Challenge
Filter the entries that follow, copying every line in which the word "devenir" appears.

Exercise materials

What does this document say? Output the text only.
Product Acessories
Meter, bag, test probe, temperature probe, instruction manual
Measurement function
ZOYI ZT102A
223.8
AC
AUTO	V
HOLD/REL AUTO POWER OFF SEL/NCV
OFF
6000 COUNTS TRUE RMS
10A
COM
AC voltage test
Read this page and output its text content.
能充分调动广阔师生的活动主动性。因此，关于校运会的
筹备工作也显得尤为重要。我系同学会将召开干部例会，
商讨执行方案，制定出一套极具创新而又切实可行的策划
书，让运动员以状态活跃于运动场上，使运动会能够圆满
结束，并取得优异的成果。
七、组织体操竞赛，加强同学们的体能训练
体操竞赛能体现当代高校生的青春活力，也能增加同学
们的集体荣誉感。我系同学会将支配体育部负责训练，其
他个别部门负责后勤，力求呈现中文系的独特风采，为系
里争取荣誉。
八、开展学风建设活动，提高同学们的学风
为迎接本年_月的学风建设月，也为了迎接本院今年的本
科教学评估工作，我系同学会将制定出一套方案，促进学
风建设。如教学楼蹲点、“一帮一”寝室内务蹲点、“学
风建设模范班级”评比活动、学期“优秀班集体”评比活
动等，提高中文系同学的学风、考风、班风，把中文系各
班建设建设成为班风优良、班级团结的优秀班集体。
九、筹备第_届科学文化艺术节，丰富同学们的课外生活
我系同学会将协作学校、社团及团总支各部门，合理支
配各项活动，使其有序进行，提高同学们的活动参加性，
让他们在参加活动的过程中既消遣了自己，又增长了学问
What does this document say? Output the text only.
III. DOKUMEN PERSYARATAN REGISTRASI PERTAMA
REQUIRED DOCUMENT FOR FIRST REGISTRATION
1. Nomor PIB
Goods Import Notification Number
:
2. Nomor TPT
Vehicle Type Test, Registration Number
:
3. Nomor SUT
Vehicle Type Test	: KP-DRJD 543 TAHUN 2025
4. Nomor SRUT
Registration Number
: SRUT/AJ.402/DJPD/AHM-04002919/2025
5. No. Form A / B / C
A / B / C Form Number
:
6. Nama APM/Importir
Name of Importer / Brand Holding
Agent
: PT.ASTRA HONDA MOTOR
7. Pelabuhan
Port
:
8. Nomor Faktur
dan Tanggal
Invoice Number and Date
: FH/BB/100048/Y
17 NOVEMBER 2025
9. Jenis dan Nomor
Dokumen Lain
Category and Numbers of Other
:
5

* * *

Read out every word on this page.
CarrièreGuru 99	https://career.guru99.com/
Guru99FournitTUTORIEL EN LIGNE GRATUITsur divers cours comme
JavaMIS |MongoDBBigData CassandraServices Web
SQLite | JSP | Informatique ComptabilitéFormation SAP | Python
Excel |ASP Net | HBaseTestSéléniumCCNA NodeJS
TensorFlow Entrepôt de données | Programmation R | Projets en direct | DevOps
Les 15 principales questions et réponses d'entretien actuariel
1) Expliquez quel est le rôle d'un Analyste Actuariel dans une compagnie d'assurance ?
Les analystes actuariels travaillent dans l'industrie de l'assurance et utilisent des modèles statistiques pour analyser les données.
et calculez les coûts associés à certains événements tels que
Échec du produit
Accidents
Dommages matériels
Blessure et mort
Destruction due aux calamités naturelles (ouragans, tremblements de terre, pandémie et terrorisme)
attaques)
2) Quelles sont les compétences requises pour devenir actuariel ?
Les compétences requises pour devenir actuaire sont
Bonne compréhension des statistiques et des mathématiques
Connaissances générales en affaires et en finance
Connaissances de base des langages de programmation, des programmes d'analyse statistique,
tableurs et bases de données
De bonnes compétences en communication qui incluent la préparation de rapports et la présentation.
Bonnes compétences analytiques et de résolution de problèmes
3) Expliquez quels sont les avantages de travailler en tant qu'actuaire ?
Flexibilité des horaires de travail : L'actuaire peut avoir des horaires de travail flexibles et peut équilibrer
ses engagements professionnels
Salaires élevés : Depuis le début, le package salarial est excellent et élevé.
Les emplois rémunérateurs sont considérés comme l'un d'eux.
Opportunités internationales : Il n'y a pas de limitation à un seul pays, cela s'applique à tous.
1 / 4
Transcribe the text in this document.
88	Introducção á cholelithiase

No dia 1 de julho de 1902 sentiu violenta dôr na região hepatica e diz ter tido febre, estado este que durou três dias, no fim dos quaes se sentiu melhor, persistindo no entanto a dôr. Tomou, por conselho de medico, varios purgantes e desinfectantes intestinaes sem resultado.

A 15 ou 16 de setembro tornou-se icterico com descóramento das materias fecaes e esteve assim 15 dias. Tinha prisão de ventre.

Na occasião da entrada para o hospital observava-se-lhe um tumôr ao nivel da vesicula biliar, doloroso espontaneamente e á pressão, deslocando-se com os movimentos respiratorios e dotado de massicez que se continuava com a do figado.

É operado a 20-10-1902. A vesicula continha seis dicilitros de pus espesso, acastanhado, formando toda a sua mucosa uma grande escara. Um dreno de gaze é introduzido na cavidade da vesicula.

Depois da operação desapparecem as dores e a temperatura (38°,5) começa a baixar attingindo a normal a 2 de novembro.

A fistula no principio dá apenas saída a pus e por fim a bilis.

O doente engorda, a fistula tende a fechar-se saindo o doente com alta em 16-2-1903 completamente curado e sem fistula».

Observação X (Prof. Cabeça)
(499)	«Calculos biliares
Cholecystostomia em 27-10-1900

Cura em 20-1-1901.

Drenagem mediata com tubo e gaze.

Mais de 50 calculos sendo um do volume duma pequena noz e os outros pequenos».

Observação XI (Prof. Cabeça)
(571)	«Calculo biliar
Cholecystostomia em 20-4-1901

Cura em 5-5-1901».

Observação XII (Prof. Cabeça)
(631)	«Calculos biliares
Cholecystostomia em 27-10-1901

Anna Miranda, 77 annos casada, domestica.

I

Finished exercise
2) Quelles sont les compétences requises pour devenir actuariel ?
Les compétences requises pour devenir actuaire sont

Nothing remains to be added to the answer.